Given information:
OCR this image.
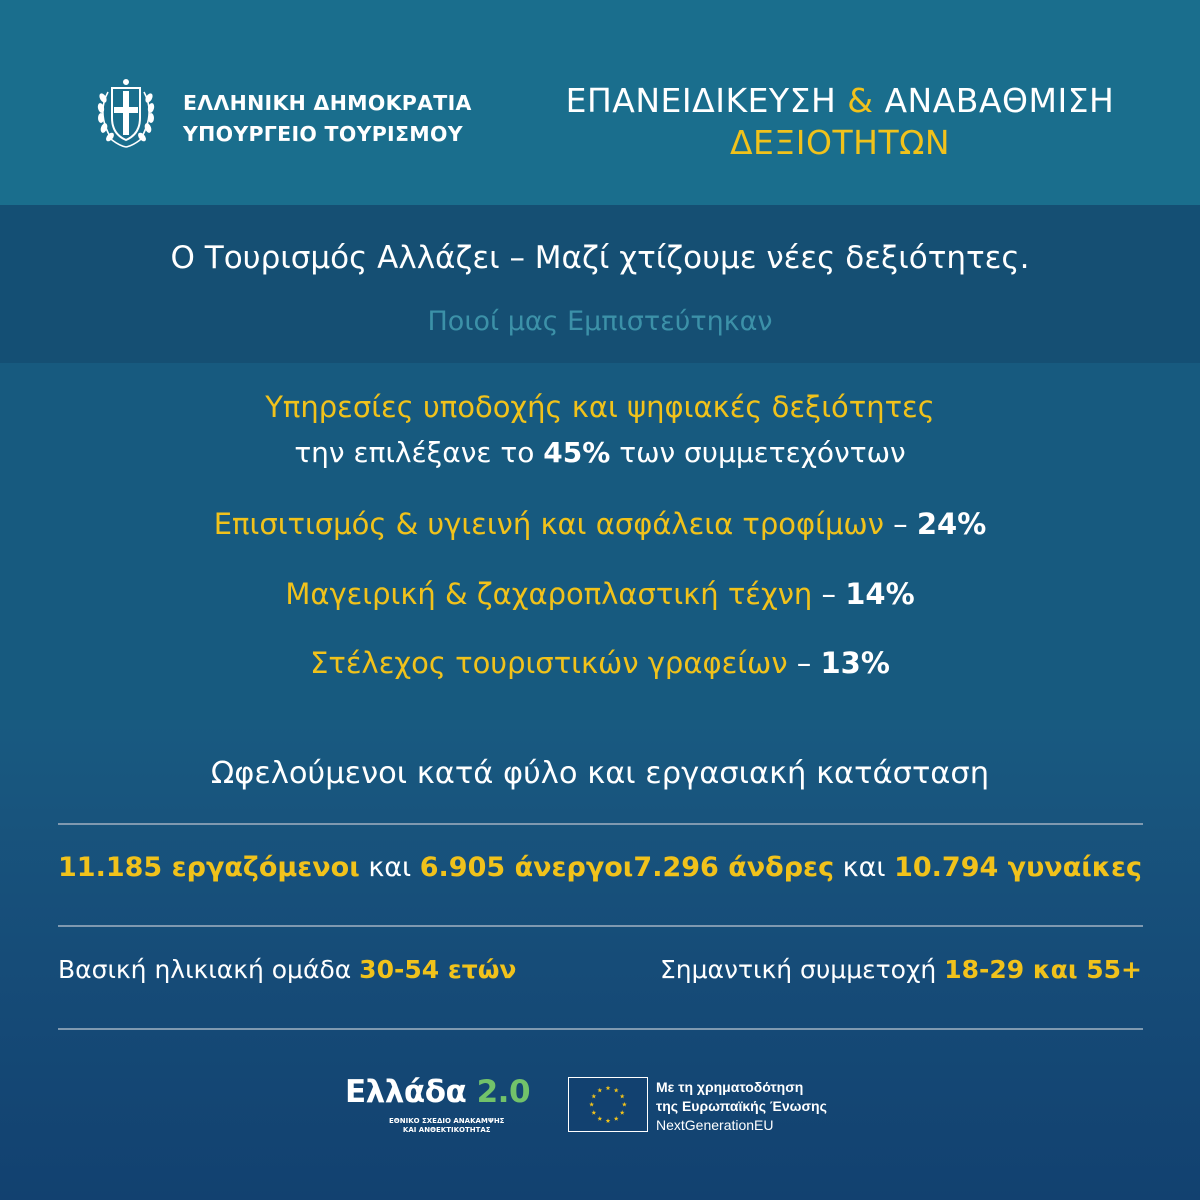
ΕΛΛΗΝΙΚΗ ΔΗΜΟΚΡΑΤΙΑ
ΥΠΟΥΡΓΕΙΟ ΤΟΥΡΙΣΜΟΥ
ΕΠΑΝΕΙΔΙΚΕΥΣΗ & ΑΝΑΒΑΘΜΙΣΗ
ΔΕΞΙΟΤΗΤΩΝ
Ο Τουρισμός Αλλάζει – Μαζί χτίζουμε νέες δεξιότητες.
Ποιοί μας Εμπιστεύτηκαν
Υπηρεσίες υποδοχής και ψηφιακές δεξιότητες
την επιλέξανε το 45% των συμμετεχόντων
Επισιτισμός & υγιεινή και ασφάλεια τροφίμων – 24%
Μαγειρική & ζαχαροπλαστική τέχνη – 14%
Στέλεχος τουριστικών γραφείων – 13%
Ωφελούμενοι κατά φύλο και εργασιακή κατάσταση
11.185 εργαζόμενοι και 6.905 άνεργοι 7.296 άνδρες και 10.794 γυναίκες
Βασική ηλικιακή ομάδα 30-54 ετών	Σημαντική συμμετοχή 18-29 και 55+
Ελλάδα 2.0
ΕΘΝΙΚΟ ΣΧΕΔΙΟ ΑΝΑΚΑΜΨΗΣ
ΚΑΙ ΑΝΘΕΚΤΙΚΟΤΗΤΑΣ
Με τη χρηματοδότηση
της Ευρωπαϊκής Ένωσης
NextGenerationEU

Problem: Transcribe the material exactly, keeping every word and none of the pictures.

Task solution:
OCR this image.
ΕΛΛΗΝΙΚΗ ΔΗΜΟΚΡΑΤΙΑ
ΥΠΟΥΡΓΕΙΟ ΤΟΥΡΙΣΜΟΥ
ΕΠΑΝΕΙΔΙΚΕΥΣΗ & ΑΝΑΒΑΘΜΙΣΗ
ΔΕΞΙΟΤΗΤΩΝ
Ο Τουρισμός Αλλάζει – Μαζί χτίζουμε νέες δεξιότητες.
Ποιοί μας Εμπιστεύτηκαν
Υπηρεσίες υποδοχής και ψηφιακές δεξιότητες
την επιλέξανε το 45% των συμμετεχόντων
Επισιτισμός & υγιεινή και ασφάλεια τροφίμων – 24%
Μαγειρική & ζαχαροπλαστική τέχνη – 14%
Στέλεχος τουριστικών γραφείων – 13%
Ωφελούμενοι κατά φύλο και εργασιακή κατάσταση
11.185 εργαζόμενοι και 6.905 άνεργοι 7.296 άνδρες και 10.794 γυναίκες
Βασική ηλικιακή ομάδα 30-54 ετών	Σημαντική συμμετοχή 18-29 και 55+
Ελλάδα 2.0
ΕΘΝΙΚΟ ΣΧΕΔΙΟ ΑΝΑΚΑΜΨΗΣ
ΚΑΙ ΑΝΘΕΚΤΙΚΟΤΗΤΑΣ
Με τη χρηματοδότηση
της Ευρωπαϊκής Ένωσης
NextGenerationEU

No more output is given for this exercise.